-- DATASET CONTENT --
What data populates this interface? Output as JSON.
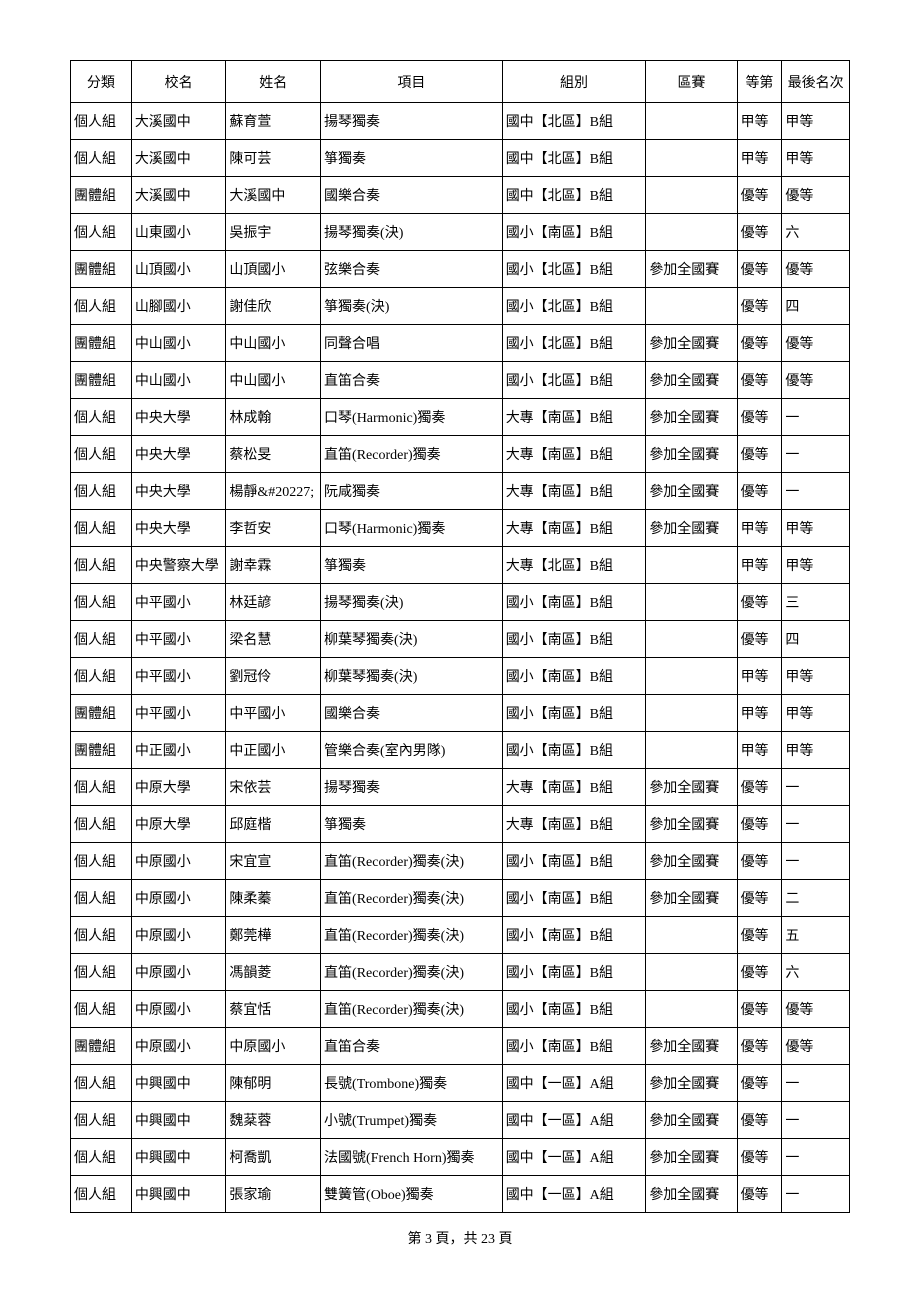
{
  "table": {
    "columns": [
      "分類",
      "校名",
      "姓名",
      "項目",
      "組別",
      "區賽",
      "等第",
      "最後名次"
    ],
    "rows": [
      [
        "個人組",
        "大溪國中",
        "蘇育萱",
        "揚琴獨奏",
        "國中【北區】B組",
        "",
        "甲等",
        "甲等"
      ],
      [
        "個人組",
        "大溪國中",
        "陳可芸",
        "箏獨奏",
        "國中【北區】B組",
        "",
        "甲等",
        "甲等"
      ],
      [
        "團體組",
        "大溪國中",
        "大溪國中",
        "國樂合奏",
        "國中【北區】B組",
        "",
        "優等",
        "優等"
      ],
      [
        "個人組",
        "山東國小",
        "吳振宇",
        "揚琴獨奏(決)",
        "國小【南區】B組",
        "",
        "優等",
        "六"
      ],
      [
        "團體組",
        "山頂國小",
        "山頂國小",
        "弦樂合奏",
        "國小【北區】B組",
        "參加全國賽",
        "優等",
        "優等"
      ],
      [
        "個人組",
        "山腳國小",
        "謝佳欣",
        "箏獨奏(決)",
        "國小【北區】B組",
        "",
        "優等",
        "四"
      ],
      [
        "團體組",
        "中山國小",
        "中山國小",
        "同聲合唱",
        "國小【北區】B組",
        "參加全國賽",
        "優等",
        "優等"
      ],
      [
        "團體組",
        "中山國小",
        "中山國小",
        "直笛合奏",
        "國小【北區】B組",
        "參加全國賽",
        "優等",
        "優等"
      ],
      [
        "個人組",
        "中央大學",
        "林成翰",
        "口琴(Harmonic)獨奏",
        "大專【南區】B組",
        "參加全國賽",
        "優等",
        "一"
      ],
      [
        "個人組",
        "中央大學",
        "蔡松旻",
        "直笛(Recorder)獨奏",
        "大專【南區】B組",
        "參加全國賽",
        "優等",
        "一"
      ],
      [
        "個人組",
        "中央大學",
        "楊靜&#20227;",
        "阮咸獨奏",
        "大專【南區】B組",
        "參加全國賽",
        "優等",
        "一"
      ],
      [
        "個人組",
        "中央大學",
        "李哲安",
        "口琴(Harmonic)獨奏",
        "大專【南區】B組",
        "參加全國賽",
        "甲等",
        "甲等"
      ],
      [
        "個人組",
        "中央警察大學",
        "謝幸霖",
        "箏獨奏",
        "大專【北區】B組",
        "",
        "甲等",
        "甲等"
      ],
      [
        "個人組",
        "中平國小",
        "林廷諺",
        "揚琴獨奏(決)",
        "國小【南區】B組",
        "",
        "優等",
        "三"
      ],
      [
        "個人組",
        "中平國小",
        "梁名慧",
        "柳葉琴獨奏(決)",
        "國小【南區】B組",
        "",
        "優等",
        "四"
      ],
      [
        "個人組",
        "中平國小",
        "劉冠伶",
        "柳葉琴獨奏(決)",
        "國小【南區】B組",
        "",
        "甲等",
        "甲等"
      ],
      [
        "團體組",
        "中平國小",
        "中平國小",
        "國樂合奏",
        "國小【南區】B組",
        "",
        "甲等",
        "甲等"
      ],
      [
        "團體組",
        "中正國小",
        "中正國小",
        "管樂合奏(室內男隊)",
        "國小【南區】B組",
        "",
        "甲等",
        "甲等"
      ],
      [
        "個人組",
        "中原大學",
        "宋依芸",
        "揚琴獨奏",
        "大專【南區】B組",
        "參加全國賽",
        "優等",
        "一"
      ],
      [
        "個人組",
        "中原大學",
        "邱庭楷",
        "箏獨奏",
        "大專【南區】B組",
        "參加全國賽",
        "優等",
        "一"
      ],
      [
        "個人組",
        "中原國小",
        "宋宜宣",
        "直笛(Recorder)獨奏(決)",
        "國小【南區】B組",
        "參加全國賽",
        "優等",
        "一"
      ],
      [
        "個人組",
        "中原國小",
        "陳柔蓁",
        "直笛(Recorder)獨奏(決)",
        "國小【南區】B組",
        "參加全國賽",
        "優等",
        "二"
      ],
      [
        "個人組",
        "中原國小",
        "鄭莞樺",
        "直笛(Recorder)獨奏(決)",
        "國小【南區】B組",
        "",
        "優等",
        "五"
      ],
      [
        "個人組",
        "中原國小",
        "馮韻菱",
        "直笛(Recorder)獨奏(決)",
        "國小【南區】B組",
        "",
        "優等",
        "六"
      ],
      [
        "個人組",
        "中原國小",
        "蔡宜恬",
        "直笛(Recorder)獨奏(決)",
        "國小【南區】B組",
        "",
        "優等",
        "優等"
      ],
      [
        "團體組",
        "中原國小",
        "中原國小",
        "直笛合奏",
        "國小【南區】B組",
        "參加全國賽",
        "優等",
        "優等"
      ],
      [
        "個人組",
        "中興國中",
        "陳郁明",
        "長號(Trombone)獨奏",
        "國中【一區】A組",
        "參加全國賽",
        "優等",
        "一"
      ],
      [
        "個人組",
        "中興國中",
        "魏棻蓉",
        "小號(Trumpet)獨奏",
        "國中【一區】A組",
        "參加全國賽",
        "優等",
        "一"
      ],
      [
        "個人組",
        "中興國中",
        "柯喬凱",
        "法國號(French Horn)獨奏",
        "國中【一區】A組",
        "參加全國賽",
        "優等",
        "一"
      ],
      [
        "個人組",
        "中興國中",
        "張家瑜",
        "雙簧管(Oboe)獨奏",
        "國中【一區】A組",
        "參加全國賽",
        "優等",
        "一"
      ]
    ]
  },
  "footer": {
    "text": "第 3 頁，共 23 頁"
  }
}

==

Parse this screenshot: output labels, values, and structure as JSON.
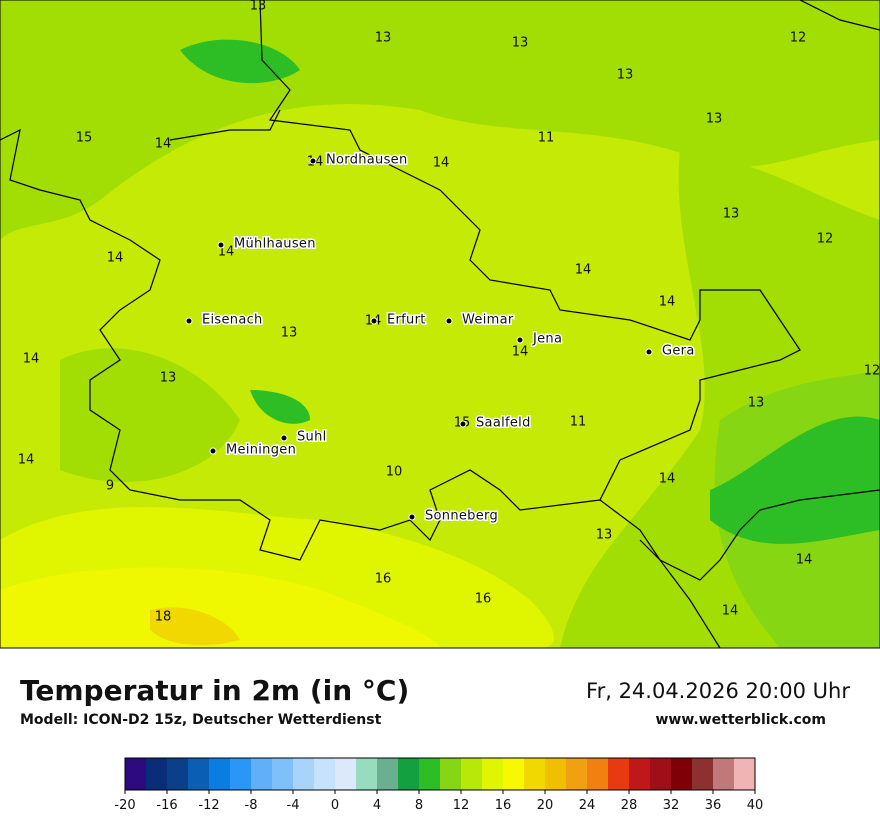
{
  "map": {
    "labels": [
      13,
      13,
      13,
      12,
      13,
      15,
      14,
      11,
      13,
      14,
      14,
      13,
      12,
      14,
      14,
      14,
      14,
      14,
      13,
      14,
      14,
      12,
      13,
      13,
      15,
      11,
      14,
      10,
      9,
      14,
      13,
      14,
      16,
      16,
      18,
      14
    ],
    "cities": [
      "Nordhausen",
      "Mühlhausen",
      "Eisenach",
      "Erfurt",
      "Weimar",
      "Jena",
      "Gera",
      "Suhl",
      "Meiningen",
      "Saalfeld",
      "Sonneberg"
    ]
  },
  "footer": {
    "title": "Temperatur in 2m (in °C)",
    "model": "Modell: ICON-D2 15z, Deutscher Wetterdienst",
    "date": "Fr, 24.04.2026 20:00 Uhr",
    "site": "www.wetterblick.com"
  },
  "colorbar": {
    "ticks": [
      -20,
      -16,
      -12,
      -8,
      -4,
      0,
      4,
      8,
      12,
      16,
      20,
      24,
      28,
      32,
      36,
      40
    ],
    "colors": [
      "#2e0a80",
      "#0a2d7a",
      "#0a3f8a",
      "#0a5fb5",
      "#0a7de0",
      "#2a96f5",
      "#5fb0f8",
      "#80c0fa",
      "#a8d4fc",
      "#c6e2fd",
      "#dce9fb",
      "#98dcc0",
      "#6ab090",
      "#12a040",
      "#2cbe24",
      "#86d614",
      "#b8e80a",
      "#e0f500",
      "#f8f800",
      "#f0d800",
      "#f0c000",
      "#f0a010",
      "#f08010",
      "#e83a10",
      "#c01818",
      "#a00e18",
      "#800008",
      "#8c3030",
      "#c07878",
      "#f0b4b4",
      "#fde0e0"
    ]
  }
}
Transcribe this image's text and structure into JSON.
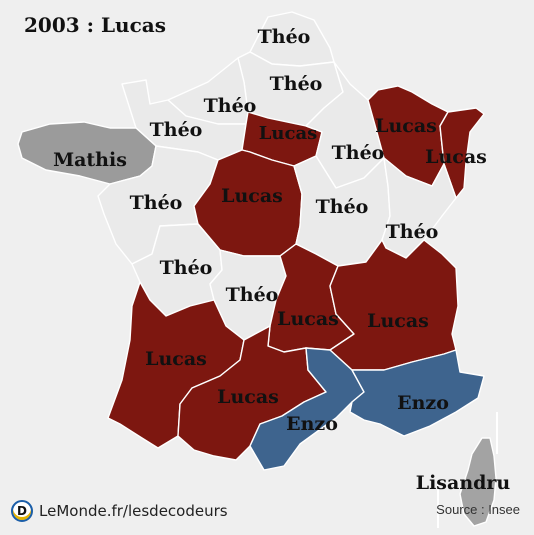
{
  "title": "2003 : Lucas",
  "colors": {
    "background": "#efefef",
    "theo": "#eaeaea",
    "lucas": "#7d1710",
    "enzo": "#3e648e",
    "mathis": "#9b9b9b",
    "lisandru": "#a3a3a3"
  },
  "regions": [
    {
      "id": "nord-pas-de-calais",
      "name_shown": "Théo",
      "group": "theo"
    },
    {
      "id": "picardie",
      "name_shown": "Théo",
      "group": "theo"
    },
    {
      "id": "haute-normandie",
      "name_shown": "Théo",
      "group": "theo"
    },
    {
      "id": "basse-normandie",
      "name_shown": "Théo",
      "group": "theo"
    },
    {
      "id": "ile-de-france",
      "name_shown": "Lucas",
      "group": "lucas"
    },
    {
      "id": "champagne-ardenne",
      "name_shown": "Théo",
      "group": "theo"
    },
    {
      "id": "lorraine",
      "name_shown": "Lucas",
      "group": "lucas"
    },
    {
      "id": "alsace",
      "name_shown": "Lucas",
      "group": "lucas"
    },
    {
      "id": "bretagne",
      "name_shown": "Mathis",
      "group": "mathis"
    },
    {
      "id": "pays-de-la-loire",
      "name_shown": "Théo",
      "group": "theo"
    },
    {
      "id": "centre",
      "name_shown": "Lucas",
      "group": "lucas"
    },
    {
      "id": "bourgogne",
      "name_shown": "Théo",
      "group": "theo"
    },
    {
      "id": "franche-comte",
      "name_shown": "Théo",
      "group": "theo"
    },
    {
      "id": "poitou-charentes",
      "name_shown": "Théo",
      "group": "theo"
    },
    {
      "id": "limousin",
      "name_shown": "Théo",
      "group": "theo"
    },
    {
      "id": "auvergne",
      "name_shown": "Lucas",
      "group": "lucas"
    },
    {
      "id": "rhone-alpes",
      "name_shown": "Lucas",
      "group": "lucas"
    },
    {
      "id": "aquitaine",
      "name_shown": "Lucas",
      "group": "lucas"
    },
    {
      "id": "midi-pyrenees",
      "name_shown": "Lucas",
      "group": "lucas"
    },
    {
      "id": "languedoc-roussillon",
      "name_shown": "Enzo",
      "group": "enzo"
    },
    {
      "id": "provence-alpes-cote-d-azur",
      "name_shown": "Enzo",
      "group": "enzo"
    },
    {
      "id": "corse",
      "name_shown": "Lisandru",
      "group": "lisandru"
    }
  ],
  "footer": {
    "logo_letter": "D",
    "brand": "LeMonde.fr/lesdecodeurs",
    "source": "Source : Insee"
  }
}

--

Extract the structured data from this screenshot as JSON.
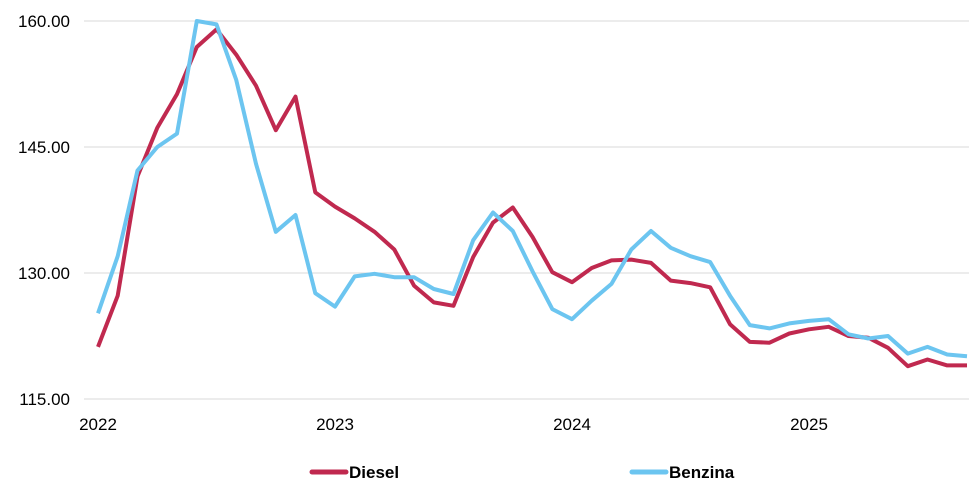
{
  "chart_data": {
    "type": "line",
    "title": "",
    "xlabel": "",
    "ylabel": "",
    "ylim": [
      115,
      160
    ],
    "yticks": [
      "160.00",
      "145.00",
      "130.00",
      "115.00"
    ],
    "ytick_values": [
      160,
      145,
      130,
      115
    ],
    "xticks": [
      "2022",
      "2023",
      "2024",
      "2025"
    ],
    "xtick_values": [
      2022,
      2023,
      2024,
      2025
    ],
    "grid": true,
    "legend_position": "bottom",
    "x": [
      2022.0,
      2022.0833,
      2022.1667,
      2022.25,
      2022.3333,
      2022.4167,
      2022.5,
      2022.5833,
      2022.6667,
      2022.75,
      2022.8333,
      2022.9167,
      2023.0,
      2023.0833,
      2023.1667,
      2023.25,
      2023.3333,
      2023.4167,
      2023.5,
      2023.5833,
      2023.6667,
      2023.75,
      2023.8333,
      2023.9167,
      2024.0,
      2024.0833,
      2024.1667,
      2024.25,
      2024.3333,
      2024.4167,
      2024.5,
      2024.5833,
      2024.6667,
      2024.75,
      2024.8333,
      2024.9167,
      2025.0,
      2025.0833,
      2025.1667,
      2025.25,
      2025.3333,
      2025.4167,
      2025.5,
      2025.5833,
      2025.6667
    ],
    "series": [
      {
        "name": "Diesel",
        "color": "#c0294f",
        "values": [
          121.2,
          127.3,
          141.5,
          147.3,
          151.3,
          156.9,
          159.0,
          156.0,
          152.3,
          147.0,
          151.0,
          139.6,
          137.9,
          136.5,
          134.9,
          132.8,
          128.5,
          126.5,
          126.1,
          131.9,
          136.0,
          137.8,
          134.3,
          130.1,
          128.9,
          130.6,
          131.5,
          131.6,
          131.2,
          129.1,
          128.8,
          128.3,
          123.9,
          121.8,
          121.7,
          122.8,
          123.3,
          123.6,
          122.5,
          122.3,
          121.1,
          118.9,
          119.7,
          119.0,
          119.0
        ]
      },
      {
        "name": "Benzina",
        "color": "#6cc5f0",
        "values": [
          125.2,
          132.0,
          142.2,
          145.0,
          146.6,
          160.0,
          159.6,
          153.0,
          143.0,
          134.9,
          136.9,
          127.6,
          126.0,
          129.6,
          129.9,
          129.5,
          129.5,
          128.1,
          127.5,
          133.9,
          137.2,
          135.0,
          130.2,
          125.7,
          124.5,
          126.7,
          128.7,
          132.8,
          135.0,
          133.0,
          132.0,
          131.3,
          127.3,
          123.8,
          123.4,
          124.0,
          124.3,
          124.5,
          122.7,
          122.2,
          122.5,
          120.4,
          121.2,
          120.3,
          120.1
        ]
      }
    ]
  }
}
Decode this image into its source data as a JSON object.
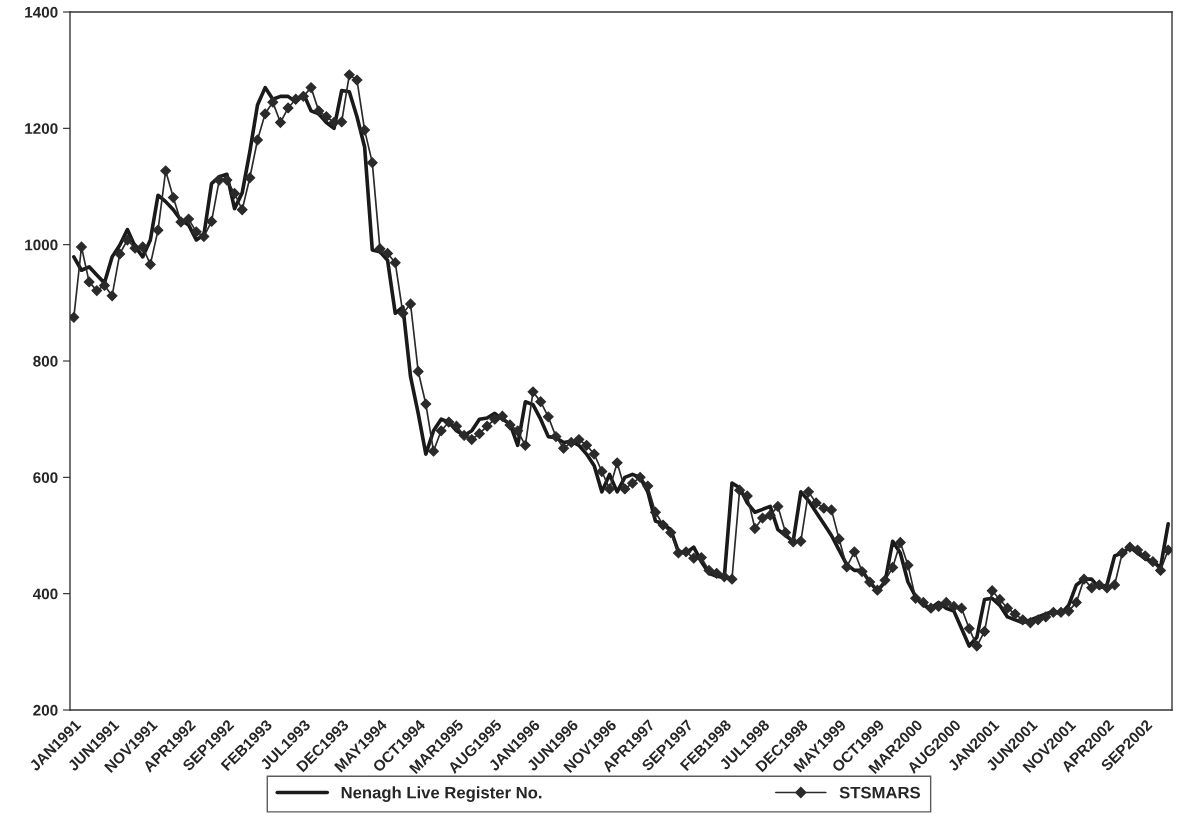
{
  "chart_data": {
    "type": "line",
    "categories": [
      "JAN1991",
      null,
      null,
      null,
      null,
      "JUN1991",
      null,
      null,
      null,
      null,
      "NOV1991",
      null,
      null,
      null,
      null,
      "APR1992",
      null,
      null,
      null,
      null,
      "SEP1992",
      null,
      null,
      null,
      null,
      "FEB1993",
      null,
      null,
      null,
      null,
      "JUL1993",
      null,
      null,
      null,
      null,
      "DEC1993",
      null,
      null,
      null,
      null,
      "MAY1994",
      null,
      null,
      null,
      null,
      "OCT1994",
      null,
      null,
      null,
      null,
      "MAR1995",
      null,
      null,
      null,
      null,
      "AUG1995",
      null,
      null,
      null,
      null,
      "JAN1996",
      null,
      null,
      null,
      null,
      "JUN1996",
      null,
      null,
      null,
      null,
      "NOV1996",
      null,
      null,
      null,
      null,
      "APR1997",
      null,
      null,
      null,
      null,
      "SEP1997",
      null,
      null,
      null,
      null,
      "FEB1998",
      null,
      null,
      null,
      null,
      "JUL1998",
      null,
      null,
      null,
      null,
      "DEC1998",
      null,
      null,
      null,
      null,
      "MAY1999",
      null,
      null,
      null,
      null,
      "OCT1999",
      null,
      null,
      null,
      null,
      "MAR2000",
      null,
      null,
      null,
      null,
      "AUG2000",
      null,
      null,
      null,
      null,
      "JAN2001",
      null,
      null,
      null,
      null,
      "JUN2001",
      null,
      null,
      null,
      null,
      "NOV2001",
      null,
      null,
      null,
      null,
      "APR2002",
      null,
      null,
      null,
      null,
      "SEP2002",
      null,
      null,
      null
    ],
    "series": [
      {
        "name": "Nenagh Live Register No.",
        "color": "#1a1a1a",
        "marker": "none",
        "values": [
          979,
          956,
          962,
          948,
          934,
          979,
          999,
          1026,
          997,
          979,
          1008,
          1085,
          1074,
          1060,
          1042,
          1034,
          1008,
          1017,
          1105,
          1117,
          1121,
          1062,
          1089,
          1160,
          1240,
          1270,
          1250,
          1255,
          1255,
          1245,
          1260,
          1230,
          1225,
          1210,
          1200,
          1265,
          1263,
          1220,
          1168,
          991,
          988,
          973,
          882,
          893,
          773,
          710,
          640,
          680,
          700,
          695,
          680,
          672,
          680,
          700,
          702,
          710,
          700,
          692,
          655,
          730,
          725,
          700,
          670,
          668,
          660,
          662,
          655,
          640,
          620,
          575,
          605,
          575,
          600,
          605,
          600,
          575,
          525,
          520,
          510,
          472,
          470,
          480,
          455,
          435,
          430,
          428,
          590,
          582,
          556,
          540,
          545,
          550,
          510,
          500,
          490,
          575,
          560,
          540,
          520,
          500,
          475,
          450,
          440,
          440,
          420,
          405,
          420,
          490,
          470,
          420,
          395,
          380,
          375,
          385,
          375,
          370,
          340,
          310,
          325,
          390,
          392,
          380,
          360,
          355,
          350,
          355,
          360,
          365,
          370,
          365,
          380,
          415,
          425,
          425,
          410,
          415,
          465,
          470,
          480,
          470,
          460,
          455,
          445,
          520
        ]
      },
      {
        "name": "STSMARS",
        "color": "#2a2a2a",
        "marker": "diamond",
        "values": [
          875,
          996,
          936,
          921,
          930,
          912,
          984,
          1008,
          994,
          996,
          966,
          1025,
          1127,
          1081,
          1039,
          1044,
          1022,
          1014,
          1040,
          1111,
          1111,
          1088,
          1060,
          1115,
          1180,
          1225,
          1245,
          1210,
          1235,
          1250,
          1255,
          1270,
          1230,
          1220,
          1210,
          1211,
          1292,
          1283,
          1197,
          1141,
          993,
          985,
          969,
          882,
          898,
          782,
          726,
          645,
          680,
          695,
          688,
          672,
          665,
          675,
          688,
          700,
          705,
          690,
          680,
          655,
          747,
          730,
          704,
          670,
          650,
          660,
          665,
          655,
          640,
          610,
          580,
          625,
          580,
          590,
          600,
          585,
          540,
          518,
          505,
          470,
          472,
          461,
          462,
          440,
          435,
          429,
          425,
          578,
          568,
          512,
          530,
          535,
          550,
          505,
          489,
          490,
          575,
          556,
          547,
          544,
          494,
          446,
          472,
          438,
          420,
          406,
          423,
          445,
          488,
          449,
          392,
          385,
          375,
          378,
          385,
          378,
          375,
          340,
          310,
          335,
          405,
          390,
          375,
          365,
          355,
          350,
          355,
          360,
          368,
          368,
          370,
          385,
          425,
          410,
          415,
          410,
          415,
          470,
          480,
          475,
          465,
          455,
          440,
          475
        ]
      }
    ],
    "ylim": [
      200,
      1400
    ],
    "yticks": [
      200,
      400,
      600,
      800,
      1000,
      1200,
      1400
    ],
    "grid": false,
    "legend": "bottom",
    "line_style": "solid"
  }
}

-- AIM OF THE EXERCISE --
Take every line above carrying "screenshot" and return it.

-- CORRECT RESULT --
Parse this screenshot: output labels, values, and structure as JSON.
Extract the structured data from this screenshot as JSON.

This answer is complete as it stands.